◆ Task instructions ◆
Output every record below exactly as it appears.

◆ Records shown ◆
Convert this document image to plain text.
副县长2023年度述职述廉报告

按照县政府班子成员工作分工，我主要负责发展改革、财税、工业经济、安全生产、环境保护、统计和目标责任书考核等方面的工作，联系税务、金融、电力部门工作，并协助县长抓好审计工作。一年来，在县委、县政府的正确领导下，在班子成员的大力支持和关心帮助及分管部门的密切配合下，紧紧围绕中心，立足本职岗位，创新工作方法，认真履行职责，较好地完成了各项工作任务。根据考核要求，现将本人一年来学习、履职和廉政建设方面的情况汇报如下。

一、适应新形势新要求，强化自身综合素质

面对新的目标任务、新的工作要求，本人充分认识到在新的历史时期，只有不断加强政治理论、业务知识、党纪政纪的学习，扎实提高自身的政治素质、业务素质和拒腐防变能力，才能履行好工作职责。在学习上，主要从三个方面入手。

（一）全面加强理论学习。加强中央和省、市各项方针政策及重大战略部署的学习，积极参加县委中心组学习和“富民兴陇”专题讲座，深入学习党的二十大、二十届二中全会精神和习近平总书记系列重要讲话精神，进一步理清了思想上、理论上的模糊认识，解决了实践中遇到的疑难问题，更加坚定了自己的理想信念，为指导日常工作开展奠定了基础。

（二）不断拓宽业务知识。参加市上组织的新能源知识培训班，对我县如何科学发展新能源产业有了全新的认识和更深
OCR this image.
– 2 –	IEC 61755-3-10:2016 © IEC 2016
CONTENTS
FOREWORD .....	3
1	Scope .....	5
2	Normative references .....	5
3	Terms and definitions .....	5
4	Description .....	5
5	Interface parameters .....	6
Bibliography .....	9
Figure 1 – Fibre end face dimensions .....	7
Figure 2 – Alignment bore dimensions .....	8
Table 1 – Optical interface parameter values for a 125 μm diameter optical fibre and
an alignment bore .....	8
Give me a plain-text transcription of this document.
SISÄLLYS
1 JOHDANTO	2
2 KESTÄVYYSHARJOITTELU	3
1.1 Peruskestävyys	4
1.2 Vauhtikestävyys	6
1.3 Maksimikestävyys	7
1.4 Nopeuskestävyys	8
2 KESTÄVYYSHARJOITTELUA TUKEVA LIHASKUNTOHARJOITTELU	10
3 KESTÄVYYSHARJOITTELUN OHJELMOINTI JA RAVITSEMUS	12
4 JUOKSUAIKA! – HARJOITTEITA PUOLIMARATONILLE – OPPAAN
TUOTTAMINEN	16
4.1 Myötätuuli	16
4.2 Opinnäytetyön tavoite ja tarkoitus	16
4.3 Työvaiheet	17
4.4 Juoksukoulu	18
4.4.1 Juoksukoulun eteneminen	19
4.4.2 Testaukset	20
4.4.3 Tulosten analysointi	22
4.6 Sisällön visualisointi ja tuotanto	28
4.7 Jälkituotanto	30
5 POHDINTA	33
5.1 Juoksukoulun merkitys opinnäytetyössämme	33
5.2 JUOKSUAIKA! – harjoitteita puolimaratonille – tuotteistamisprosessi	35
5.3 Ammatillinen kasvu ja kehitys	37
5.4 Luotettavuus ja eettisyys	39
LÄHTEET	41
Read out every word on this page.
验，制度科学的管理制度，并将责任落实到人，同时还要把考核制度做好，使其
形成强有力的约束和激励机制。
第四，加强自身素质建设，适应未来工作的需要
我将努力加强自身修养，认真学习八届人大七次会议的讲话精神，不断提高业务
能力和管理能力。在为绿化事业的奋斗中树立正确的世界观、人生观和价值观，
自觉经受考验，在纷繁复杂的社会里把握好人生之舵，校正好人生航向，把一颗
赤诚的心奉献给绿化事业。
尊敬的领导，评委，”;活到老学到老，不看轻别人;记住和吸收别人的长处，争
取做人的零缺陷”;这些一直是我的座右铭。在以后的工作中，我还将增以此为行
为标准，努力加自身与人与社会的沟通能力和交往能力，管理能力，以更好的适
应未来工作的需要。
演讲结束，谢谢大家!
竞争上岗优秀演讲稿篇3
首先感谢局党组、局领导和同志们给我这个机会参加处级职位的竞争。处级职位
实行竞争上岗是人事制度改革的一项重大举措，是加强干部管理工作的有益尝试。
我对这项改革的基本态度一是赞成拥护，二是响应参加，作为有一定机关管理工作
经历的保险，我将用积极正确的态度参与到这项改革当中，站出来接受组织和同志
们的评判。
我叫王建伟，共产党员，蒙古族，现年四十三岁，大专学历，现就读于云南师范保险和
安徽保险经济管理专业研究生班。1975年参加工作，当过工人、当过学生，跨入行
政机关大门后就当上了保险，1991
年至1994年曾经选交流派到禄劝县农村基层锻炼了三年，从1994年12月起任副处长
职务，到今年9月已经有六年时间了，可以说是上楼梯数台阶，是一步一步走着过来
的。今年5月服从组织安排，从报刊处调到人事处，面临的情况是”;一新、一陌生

◆ Written answer ◆
Convert this document image to plain text.
副县长2023年度述职述廉报告

按照县政府班子成员工作分工，我主要负责发展改革、财税、工业经济、安全生产、环境保护、统计和目标责任书考核等方面的工作，联系税务、金融、电力部门工作，并协助县长抓好审计工作。一年来，在县委、县政府的正确领导下，在班子成员的大力支持和关心帮助及分管部门的密切配合下，紧紧围绕中心，立足本职岗位，创新工作方法，认真履行职责，较好地完成了各项工作任务。根据考核要求，现将本人一年来学习、履职和廉政建设方面的情况汇报如下。

一、适应新形势新要求，强化自身综合素质

面对新的目标任务、新的工作要求，本人充分认识到在新的历史时期，只有不断加强政治理论、业务知识、党纪政纪的学习，扎实提高自身的政治素质、业务素质和拒腐防变能力，才能履行好工作职责。在学习上，主要从三个方面入手。

（一）全面加强理论学习。加强中央和省、市各项方针政策及重大战略部署的学习，积极参加县委中心组学习和“富民兴陇”专题讲座，深入学习党的二十大、二十届二中全会精神和习近平总书记系列重要讲话精神，进一步理清了思想上、理论上的模糊认识，解决了实践中遇到的疑难问题，更加坚定了自己的理想信念，为指导日常工作开展奠定了基础。

（二）不断拓宽业务知识。参加市上组织的新能源知识培训班，对我县如何科学发展新能源产业有了全新的认识和更深
OCR this image.
– 2 –	IEC 61755-3-10:2016 © IEC 2016
CONTENTS
FOREWORD .....	3
1	Scope .....	5
2	Normative references .....	5
3	Terms and definitions .....	5
4	Description .....	5
5	Interface parameters .....	6
Bibliography .....	9
Figure 1 – Fibre end face dimensions .....	7
Figure 2 – Alignment bore dimensions .....	8
Table 1 – Optical interface parameter values for a 125 μm diameter optical fibre and
an alignment bore .....	8
Give me a plain-text transcription of this document.
SISÄLLYS
1 JOHDANTO	2
2 KESTÄVYYSHARJOITTELU	3
1.1 Peruskestävyys	4
1.2 Vauhtikestävyys	6
1.3 Maksimikestävyys	7
1.4 Nopeuskestävyys	8
2 KESTÄVYYSHARJOITTELUA TUKEVA LIHASKUNTOHARJOITTELU	10
3 KESTÄVYYSHARJOITTELUN OHJELMOINTI JA RAVITSEMUS	12
4 JUOKSUAIKA! – HARJOITTEITA PUOLIMARATONILLE – OPPAAN
TUOTTAMINEN	16
4.1 Myötätuuli	16
4.2 Opinnäytetyön tavoite ja tarkoitus	16
4.3 Työvaiheet	17
4.4 Juoksukoulu	18
4.4.1 Juoksukoulun eteneminen	19
4.4.2 Testaukset	20
4.4.3 Tulosten analysointi	22
4.6 Sisällön visualisointi ja tuotanto	28
4.7 Jälkituotanto	30
5 POHDINTA	33
5.1 Juoksukoulun merkitys opinnäytetyössämme	33
5.2 JUOKSUAIKA! – harjoitteita puolimaratonille – tuotteistamisprosessi	35
5.3 Ammatillinen kasvu ja kehitys	37
5.4 Luotettavuus ja eettisyys	39
LÄHTEET	41
Read out every word on this page.
验，制度科学的管理制度，并将责任落实到人，同时还要把考核制度做好，使其
形成强有力的约束和激励机制。
第四，加强自身素质建设，适应未来工作的需要
我将努力加强自身修养，认真学习八届人大七次会议的讲话精神，不断提高业务
能力和管理能力。在为绿化事业的奋斗中树立正确的世界观、人生观和价值观，
自觉经受考验，在纷繁复杂的社会里把握好人生之舵，校正好人生航向，把一颗
赤诚的心奉献给绿化事业。
尊敬的领导，评委，”;活到老学到老，不看轻别人;记住和吸收别人的长处，争
取做人的零缺陷”;这些一直是我的座右铭。在以后的工作中，我还将增以此为行
为标准，努力加自身与人与社会的沟通能力和交往能力，管理能力，以更好的适
应未来工作的需要。
演讲结束，谢谢大家!
竞争上岗优秀演讲稿篇3
首先感谢局党组、局领导和同志们给我这个机会参加处级职位的竞争。处级职位
实行竞争上岗是人事制度改革的一项重大举措，是加强干部管理工作的有益尝试。
我对这项改革的基本态度一是赞成拥护，二是响应参加，作为有一定机关管理工作
经历的保险，我将用积极正确的态度参与到这项改革当中，站出来接受组织和同志
们的评判。
我叫王建伟，共产党员，蒙古族，现年四十三岁，大专学历，现就读于云南师范保险和
安徽保险经济管理专业研究生班。1975年参加工作，当过工人、当过学生，跨入行
政机关大门后就当上了保险，1991
年至1994年曾经选交流派到禄劝县农村基层锻炼了三年，从1994年12月起任副处长
职务，到今年9月已经有六年时间了，可以说是上楼梯数台阶，是一步一步走着过来
的。今年5月服从组织安排，从报刊处调到人事处，面临的情况是”;一新、一陌生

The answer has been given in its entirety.